» PROBLEM TO WORK ON:
Write out, precisely and in full, each line of the material.
[Start of DATASET EXCERPTS]
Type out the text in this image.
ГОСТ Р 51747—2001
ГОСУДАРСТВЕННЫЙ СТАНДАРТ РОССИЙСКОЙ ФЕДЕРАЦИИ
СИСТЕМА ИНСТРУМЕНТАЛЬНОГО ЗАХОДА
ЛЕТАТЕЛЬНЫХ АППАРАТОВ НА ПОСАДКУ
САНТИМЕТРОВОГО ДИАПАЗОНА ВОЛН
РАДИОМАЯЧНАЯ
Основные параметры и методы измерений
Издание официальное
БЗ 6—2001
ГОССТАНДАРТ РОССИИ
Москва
[End of DATASET EXCERPTS]
» COMPLETE RESPONSE:
Type out the text in this image.
ГОСТ Р 51747—2001
ГОСУДАРСТВЕННЫЙ СТАНДАРТ РОССИЙСКОЙ ФЕДЕРАЦИИ
СИСТЕМА ИНСТРУМЕНТАЛЬНОГО ЗАХОДА
ЛЕТАТЕЛЬНЫХ АППАРАТОВ НА ПОСАДКУ
САНТИМЕТРОВОГО ДИАПАЗОНА ВОЛН
РАДИОМАЯЧНАЯ
Основные параметры и методы измерений
Издание официальное
БЗ 6—2001
ГОССТАНДАРТ РОССИИ
Москва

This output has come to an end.